*Exercise goal*: Reproduce every record verbatim but drop the pictures.

*Data excerpts*:
□ □ □

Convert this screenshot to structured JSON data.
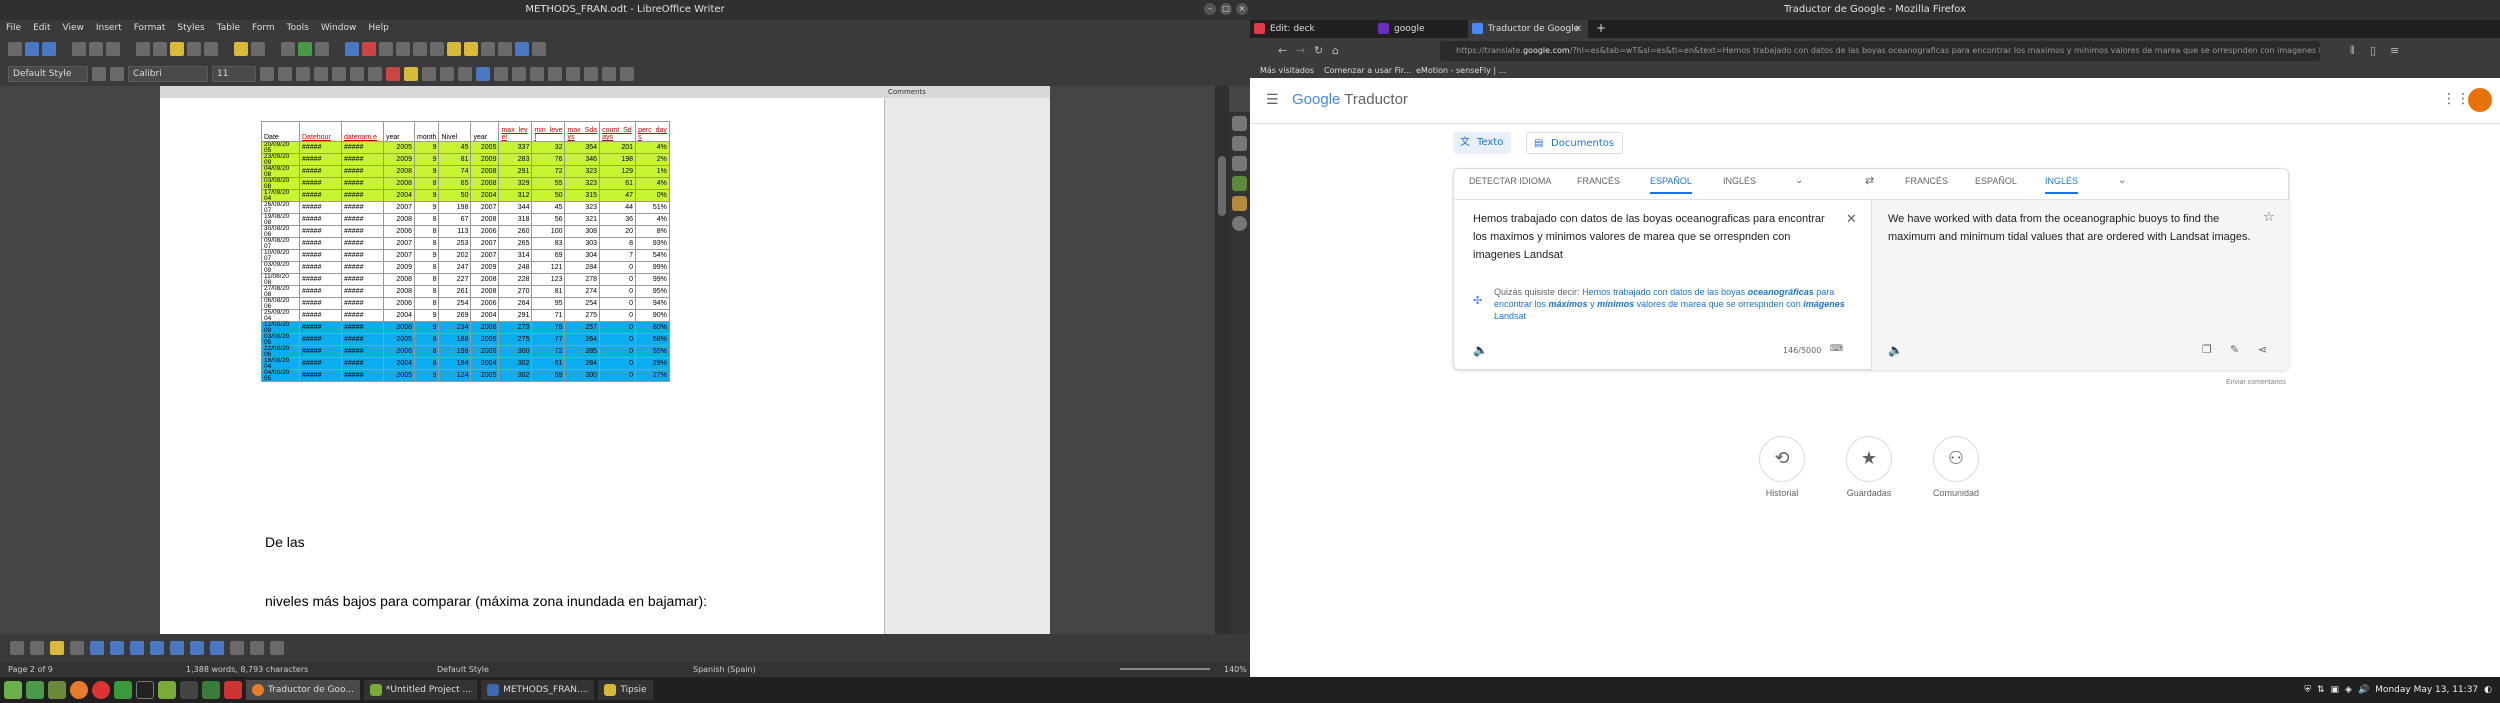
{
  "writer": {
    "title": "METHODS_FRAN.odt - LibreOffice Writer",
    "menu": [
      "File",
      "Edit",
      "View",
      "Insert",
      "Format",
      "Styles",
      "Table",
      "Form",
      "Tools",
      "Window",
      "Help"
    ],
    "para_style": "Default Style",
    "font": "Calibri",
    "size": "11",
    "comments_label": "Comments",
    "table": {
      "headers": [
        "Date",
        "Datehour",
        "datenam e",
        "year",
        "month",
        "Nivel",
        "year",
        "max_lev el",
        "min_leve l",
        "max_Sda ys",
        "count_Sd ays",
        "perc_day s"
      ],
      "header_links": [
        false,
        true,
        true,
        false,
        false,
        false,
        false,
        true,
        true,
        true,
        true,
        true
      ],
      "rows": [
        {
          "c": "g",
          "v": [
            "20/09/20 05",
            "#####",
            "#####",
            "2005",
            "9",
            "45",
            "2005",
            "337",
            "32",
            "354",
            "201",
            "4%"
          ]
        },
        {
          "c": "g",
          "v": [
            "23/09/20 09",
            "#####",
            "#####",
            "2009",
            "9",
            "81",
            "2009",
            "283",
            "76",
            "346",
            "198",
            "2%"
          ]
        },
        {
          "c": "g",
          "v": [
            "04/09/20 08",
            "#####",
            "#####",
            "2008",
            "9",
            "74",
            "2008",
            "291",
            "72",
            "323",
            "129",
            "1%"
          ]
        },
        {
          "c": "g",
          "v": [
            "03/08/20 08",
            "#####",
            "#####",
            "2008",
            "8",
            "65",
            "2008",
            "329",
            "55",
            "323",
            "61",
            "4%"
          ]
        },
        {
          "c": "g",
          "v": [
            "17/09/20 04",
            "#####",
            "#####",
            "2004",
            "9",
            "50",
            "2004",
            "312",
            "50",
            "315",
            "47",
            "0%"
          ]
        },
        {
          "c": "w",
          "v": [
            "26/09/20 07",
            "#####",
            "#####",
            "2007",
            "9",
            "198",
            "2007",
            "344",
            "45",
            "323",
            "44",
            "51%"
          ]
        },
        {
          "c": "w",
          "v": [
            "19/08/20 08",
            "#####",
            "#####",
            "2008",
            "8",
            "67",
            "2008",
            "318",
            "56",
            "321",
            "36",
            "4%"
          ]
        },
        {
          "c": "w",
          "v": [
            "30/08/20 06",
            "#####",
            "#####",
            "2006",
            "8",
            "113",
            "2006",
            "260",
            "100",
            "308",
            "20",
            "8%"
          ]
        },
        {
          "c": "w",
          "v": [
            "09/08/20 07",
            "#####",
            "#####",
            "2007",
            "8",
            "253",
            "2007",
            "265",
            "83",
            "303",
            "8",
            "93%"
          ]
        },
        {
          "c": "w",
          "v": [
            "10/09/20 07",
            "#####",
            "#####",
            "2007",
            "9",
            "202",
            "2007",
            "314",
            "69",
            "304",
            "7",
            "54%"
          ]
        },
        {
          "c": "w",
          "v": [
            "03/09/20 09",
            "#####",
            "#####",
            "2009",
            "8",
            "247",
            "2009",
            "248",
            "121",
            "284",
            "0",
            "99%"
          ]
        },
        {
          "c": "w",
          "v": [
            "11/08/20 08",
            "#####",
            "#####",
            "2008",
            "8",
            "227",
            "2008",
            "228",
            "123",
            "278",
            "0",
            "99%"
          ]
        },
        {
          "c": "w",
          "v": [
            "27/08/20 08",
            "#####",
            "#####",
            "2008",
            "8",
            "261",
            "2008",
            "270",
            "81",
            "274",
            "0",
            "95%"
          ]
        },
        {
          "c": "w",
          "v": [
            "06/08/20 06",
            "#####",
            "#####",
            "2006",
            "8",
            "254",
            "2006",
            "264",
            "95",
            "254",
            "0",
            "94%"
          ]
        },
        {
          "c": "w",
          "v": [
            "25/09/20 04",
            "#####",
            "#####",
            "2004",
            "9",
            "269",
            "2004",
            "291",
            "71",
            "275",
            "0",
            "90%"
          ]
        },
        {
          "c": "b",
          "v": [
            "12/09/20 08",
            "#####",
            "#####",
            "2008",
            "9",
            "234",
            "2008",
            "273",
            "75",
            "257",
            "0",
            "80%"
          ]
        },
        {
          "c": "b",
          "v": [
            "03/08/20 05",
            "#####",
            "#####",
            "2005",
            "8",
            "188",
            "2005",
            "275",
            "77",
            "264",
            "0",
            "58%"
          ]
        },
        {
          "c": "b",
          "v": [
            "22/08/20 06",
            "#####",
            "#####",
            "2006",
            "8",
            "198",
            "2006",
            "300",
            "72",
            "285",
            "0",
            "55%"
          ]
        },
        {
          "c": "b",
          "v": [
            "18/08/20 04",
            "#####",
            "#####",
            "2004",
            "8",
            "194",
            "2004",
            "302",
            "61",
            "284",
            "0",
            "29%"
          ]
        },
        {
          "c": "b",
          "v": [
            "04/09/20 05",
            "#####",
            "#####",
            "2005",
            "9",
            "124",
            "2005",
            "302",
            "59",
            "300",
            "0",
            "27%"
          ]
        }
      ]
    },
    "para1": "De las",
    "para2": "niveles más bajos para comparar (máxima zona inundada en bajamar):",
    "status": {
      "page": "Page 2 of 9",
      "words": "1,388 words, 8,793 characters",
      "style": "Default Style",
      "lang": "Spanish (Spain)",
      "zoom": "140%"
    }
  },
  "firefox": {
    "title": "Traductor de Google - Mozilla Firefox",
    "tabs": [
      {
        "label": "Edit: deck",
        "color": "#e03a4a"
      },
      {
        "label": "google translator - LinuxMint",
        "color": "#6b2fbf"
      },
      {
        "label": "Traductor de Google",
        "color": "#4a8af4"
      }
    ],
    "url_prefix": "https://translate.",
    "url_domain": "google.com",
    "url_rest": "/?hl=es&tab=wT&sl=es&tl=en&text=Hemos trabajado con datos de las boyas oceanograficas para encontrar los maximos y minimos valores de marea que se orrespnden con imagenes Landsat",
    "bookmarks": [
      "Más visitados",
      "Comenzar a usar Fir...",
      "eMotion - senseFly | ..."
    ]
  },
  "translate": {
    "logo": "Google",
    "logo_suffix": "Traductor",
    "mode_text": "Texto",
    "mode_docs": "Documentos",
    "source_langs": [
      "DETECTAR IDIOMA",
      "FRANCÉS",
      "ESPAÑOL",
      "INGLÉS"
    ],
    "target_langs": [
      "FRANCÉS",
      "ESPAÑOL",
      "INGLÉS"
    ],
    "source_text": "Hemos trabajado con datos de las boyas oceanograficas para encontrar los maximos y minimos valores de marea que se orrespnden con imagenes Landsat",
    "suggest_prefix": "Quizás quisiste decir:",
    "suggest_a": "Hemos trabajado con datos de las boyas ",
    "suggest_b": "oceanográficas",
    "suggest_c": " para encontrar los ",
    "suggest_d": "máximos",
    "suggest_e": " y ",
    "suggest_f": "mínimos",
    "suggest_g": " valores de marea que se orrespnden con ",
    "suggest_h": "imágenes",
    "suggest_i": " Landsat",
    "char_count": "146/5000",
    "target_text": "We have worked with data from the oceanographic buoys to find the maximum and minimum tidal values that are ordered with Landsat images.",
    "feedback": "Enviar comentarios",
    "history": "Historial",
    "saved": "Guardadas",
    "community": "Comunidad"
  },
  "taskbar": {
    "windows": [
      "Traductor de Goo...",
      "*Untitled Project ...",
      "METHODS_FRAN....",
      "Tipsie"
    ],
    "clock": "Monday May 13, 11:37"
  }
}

□ □ □

*Answer box*:
Convert this screenshot to structured JSON data.
{
  "writer": {
    "title": "METHODS_FRAN.odt - LibreOffice Writer",
    "menu": [
      "File",
      "Edit",
      "View",
      "Insert",
      "Format",
      "Styles",
      "Table",
      "Form",
      "Tools",
      "Window",
      "Help"
    ],
    "para_style": "Default Style",
    "font": "Calibri",
    "size": "11",
    "comments_label": "Comments",
    "table": {
      "headers": [
        "Date",
        "Datehour",
        "datenam e",
        "year",
        "month",
        "Nivel",
        "year",
        "max_lev el",
        "min_leve l",
        "max_Sda ys",
        "count_Sd ays",
        "perc_day s"
      ],
      "header_links": [
        false,
        true,
        true,
        false,
        false,
        false,
        false,
        true,
        true,
        true,
        true,
        true
      ],
      "rows": [
        {
          "c": "g",
          "v": [
            "20/09/20 05",
            "#####",
            "#####",
            "2005",
            "9",
            "45",
            "2005",
            "337",
            "32",
            "354",
            "201",
            "4%"
          ]
        },
        {
          "c": "g",
          "v": [
            "23/09/20 09",
            "#####",
            "#####",
            "2009",
            "9",
            "81",
            "2009",
            "283",
            "76",
            "346",
            "198",
            "2%"
          ]
        },
        {
          "c": "g",
          "v": [
            "04/09/20 08",
            "#####",
            "#####",
            "2008",
            "9",
            "74",
            "2008",
            "291",
            "72",
            "323",
            "129",
            "1%"
          ]
        },
        {
          "c": "g",
          "v": [
            "03/08/20 08",
            "#####",
            "#####",
            "2008",
            "8",
            "65",
            "2008",
            "329",
            "55",
            "323",
            "61",
            "4%"
          ]
        },
        {
          "c": "g",
          "v": [
            "17/09/20 04",
            "#####",
            "#####",
            "2004",
            "9",
            "50",
            "2004",
            "312",
            "50",
            "315",
            "47",
            "0%"
          ]
        },
        {
          "c": "w",
          "v": [
            "26/09/20 07",
            "#####",
            "#####",
            "2007",
            "9",
            "198",
            "2007",
            "344",
            "45",
            "323",
            "44",
            "51%"
          ]
        },
        {
          "c": "w",
          "v": [
            "19/08/20 08",
            "#####",
            "#####",
            "2008",
            "8",
            "67",
            "2008",
            "318",
            "56",
            "321",
            "36",
            "4%"
          ]
        },
        {
          "c": "w",
          "v": [
            "30/08/20 06",
            "#####",
            "#####",
            "2006",
            "8",
            "113",
            "2006",
            "260",
            "100",
            "308",
            "20",
            "8%"
          ]
        },
        {
          "c": "w",
          "v": [
            "09/08/20 07",
            "#####",
            "#####",
            "2007",
            "8",
            "253",
            "2007",
            "265",
            "83",
            "303",
            "8",
            "93%"
          ]
        },
        {
          "c": "w",
          "v": [
            "10/09/20 07",
            "#####",
            "#####",
            "2007",
            "9",
            "202",
            "2007",
            "314",
            "69",
            "304",
            "7",
            "54%"
          ]
        },
        {
          "c": "w",
          "v": [
            "03/09/20 09",
            "#####",
            "#####",
            "2009",
            "8",
            "247",
            "2009",
            "248",
            "121",
            "284",
            "0",
            "99%"
          ]
        },
        {
          "c": "w",
          "v": [
            "11/08/20 08",
            "#####",
            "#####",
            "2008",
            "8",
            "227",
            "2008",
            "228",
            "123",
            "278",
            "0",
            "99%"
          ]
        },
        {
          "c": "w",
          "v": [
            "27/08/20 08",
            "#####",
            "#####",
            "2008",
            "8",
            "261",
            "2008",
            "270",
            "81",
            "274",
            "0",
            "95%"
          ]
        },
        {
          "c": "w",
          "v": [
            "06/08/20 06",
            "#####",
            "#####",
            "2006",
            "8",
            "254",
            "2006",
            "264",
            "95",
            "254",
            "0",
            "94%"
          ]
        },
        {
          "c": "w",
          "v": [
            "25/09/20 04",
            "#####",
            "#####",
            "2004",
            "9",
            "269",
            "2004",
            "291",
            "71",
            "275",
            "0",
            "90%"
          ]
        },
        {
          "c": "b",
          "v": [
            "12/09/20 08",
            "#####",
            "#####",
            "2008",
            "9",
            "234",
            "2008",
            "273",
            "75",
            "257",
            "0",
            "80%"
          ]
        },
        {
          "c": "b",
          "v": [
            "03/08/20 05",
            "#####",
            "#####",
            "2005",
            "8",
            "188",
            "2005",
            "275",
            "77",
            "264",
            "0",
            "58%"
          ]
        },
        {
          "c": "b",
          "v": [
            "22/08/20 06",
            "#####",
            "#####",
            "2006",
            "8",
            "198",
            "2006",
            "300",
            "72",
            "285",
            "0",
            "55%"
          ]
        },
        {
          "c": "b",
          "v": [
            "18/08/20 04",
            "#####",
            "#####",
            "2004",
            "8",
            "194",
            "2004",
            "302",
            "61",
            "284",
            "0",
            "29%"
          ]
        },
        {
          "c": "b",
          "v": [
            "04/09/20 05",
            "#####",
            "#####",
            "2005",
            "9",
            "124",
            "2005",
            "302",
            "59",
            "300",
            "0",
            "27%"
          ]
        }
      ]
    },
    "para1": "De las",
    "para2": "niveles más bajos para comparar (máxima zona inundada en bajamar):",
    "status": {
      "page": "Page 2 of 9",
      "words": "1,388 words, 8,793 characters",
      "style": "Default Style",
      "lang": "Spanish (Spain)",
      "zoom": "140%"
    }
  },
  "firefox": {
    "title": "Traductor de Google - Mozilla Firefox",
    "tabs": [
      {
        "label": "Edit: deck",
        "color": "#e03a4a"
      },
      {
        "label": "google translator - LinuxMint",
        "color": "#6b2fbf"
      },
      {
        "label": "Traductor de Google",
        "color": "#4a8af4"
      }
    ],
    "url_prefix": "https://translate.",
    "url_domain": "google.com",
    "url_rest": "/?hl=es&tab=wT&sl=es&tl=en&text=Hemos trabajado con datos de las boyas oceanograficas para encontrar los maximos y minimos valores de marea que se orrespnden con imagenes Landsat",
    "bookmarks": [
      "Más visitados",
      "Comenzar a usar Fir...",
      "eMotion - senseFly | ..."
    ]
  },
  "translate": {
    "logo": "Google",
    "logo_suffix": "Traductor",
    "mode_text": "Texto",
    "mode_docs": "Documentos",
    "source_langs": [
      "DETECTAR IDIOMA",
      "FRANCÉS",
      "ESPAÑOL",
      "INGLÉS"
    ],
    "target_langs": [
      "FRANCÉS",
      "ESPAÑOL",
      "INGLÉS"
    ],
    "source_text": "Hemos trabajado con datos de las boyas oceanograficas para encontrar los maximos y minimos valores de marea que se orrespnden con imagenes Landsat",
    "suggest_prefix": "Quizás quisiste decir:",
    "suggest_a": "Hemos trabajado con datos de las boyas ",
    "suggest_b": "oceanográficas",
    "suggest_c": " para encontrar los ",
    "suggest_d": "máximos",
    "suggest_e": " y ",
    "suggest_f": "mínimos",
    "suggest_g": " valores de marea que se orrespnden con ",
    "suggest_h": "imágenes",
    "suggest_i": " Landsat",
    "char_count": "146/5000",
    "target_text": "We have worked with data from the oceanographic buoys to find the maximum and minimum tidal values that are ordered with Landsat images.",
    "feedback": "Enviar comentarios",
    "history": "Historial",
    "saved": "Guardadas",
    "community": "Comunidad"
  },
  "taskbar": {
    "windows": [
      "Traductor de Goo...",
      "*Untitled Project ...",
      "METHODS_FRAN....",
      "Tipsie"
    ],
    "clock": "Monday May 13, 11:37"
  }
}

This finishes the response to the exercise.